PROBLEM DESCRIPTION
Identify the lines containing the word "amplifier". Copy each one.

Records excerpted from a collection
------------
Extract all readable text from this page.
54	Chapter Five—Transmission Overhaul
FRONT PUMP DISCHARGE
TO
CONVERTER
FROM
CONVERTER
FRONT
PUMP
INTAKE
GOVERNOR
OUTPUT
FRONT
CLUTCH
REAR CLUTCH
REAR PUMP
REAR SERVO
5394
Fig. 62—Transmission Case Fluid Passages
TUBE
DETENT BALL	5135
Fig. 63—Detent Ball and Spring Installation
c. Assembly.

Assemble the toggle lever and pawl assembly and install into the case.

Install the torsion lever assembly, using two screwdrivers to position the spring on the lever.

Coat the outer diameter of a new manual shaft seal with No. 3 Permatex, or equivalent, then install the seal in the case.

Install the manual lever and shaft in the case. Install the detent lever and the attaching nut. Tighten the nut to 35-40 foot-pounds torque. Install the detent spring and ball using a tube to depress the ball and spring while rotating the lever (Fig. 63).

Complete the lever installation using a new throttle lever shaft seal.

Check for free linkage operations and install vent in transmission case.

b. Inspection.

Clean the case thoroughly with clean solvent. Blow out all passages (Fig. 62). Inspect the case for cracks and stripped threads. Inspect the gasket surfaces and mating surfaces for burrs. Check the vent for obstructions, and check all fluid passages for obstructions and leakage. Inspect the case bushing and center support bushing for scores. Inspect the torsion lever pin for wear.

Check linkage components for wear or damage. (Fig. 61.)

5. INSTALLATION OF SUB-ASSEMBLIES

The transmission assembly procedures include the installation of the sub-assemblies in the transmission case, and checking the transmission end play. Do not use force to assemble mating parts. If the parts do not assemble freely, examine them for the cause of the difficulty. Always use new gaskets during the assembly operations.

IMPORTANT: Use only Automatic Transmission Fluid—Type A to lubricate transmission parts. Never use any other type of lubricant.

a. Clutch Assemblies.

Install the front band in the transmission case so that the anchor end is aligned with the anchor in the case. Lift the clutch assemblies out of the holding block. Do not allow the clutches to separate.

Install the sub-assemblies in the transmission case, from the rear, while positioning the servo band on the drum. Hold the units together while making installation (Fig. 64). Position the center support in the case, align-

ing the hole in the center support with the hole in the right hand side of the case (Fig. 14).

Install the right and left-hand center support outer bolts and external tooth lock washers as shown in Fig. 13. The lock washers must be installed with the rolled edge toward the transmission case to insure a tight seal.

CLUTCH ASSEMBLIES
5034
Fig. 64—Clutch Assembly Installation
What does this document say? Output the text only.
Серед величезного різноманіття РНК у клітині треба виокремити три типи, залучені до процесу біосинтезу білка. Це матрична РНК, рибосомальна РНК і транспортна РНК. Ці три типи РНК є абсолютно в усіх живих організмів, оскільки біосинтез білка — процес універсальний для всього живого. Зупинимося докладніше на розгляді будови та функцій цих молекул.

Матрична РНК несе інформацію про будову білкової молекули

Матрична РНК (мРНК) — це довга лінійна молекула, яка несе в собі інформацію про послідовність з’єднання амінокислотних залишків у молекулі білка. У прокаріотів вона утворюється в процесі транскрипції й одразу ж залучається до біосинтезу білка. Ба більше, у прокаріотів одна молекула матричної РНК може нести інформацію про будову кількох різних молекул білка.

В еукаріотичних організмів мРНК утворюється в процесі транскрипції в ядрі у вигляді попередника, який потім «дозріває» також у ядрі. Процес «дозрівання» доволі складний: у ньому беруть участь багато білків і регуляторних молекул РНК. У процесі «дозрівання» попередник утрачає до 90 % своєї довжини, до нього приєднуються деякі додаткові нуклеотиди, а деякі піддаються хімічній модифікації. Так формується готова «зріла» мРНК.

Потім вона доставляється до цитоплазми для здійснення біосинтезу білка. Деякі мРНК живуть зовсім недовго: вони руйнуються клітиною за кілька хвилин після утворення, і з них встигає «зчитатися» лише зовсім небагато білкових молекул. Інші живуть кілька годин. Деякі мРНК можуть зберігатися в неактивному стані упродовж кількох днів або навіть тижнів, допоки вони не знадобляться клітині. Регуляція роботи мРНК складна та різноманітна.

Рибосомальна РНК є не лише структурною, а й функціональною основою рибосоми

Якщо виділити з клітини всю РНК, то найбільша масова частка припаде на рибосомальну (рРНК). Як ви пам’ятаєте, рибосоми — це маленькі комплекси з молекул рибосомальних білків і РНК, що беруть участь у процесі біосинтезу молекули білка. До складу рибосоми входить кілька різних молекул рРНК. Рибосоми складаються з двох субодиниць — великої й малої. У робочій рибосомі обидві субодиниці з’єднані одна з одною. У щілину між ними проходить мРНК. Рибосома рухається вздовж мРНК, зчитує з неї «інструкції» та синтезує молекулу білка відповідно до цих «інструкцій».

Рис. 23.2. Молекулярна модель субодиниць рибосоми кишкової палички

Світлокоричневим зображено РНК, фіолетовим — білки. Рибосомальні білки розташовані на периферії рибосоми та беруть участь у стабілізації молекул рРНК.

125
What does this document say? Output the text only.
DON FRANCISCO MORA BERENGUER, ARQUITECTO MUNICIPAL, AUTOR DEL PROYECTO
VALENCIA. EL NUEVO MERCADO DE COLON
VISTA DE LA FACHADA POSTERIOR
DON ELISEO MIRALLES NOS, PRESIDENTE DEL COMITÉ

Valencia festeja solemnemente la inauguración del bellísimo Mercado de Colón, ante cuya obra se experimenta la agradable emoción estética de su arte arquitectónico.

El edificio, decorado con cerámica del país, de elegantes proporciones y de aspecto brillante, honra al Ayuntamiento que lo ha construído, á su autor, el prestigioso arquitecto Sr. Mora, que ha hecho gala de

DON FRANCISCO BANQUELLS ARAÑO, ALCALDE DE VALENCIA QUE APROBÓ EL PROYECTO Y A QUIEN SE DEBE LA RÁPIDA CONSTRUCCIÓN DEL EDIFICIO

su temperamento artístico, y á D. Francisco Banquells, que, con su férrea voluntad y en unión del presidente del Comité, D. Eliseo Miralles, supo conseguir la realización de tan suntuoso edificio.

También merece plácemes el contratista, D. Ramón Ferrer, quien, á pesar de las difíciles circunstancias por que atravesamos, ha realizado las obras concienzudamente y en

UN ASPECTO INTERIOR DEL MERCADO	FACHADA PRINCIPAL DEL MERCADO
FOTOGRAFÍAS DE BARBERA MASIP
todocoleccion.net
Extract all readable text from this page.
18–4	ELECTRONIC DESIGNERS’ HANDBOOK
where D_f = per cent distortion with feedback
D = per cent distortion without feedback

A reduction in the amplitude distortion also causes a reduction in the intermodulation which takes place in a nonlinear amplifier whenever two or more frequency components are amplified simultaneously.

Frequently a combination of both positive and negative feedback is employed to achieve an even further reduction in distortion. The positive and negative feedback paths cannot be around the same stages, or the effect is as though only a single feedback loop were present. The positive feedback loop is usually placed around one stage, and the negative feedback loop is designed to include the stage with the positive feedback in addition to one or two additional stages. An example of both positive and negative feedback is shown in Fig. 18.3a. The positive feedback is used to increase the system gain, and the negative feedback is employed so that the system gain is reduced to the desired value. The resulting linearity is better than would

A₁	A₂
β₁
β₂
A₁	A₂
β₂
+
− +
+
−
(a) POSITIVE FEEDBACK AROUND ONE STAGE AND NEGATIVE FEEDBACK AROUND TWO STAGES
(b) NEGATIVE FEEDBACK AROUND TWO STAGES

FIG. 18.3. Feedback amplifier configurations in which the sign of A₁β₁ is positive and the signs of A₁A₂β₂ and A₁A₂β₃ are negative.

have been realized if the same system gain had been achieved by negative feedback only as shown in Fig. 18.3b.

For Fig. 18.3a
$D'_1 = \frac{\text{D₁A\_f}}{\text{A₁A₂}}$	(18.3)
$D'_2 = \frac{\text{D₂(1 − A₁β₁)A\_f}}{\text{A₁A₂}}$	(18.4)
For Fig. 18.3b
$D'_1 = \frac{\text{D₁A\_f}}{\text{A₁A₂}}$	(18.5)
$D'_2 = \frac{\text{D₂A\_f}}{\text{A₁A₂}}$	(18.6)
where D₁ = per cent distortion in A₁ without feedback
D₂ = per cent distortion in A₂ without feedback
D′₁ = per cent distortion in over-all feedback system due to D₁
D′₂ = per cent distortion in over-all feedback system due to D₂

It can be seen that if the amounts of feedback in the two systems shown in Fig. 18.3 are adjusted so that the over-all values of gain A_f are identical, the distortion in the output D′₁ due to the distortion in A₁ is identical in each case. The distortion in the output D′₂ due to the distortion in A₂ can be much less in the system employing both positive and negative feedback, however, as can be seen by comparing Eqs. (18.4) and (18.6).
------------
FINAL ANSWER
A reduction in the amplitude distortion also causes a reduction in the intermodulation which takes place in a nonlinear amplifier whenever two or more frequency components are amplified simultaneously.
FIG. 18.3. Feedback amplifier configurations in which the sign of A₁β₁ is positive and the signs of A₁A₂β₂ and A₁A₂β₃ are negative.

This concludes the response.